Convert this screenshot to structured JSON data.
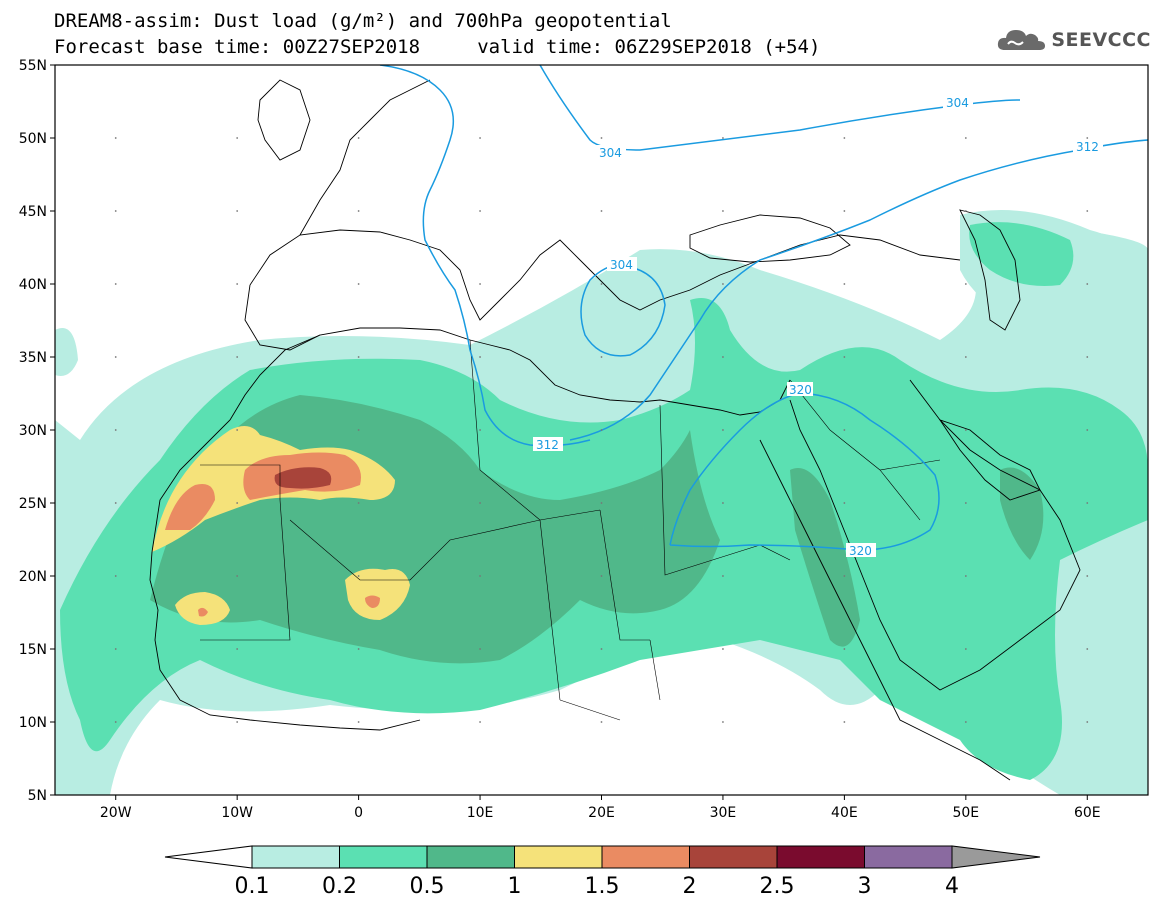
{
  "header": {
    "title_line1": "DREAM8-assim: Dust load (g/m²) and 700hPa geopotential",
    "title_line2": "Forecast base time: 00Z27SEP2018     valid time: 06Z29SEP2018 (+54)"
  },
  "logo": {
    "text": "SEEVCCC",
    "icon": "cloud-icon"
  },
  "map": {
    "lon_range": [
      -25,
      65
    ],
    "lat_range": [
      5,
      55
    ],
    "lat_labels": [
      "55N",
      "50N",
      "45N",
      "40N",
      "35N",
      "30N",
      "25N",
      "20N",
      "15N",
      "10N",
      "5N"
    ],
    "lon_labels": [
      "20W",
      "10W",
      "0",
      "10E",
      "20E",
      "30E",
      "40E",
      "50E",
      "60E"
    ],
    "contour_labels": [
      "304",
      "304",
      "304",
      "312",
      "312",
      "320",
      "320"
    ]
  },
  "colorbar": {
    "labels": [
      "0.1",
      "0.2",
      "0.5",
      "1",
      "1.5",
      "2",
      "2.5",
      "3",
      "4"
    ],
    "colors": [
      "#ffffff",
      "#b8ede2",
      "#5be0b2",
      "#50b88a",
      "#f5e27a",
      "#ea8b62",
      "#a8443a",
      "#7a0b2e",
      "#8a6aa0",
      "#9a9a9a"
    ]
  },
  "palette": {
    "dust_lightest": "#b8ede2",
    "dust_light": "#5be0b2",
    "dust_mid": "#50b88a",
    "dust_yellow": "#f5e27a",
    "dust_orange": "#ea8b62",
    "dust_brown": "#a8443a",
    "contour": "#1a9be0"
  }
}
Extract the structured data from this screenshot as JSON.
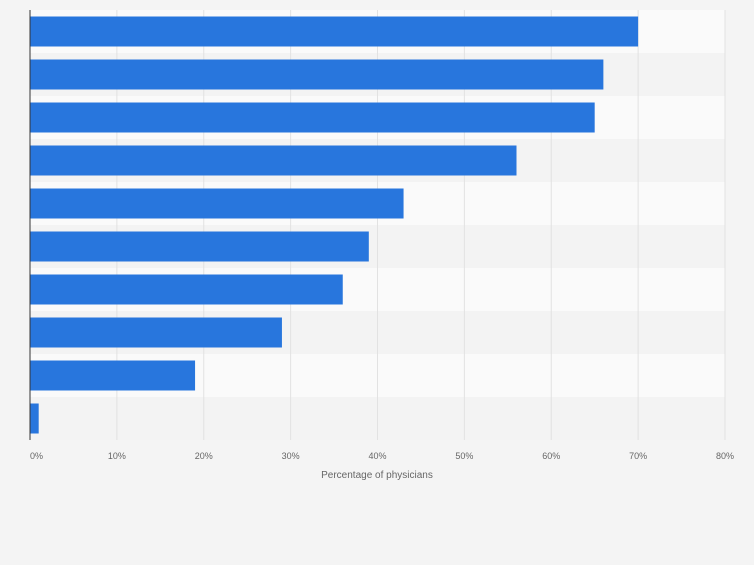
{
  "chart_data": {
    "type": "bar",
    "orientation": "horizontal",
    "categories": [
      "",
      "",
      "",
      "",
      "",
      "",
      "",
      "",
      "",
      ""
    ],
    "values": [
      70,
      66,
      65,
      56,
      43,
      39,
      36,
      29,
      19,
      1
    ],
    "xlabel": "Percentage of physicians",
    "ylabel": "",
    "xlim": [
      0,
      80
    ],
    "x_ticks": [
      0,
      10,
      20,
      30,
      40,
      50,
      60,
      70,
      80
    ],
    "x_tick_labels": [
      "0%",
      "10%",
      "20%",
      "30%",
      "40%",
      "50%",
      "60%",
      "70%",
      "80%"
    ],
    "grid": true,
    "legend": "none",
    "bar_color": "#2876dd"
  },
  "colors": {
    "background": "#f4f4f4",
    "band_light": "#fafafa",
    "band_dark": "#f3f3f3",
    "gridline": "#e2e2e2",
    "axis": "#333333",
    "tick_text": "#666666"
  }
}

• _Problem to solve_
Find the word "JSON" in the data and show each line that holds it.

• _Result_
Convert this screenshot to structured JSON data.
Extract the structured data from this screenshot as JSON.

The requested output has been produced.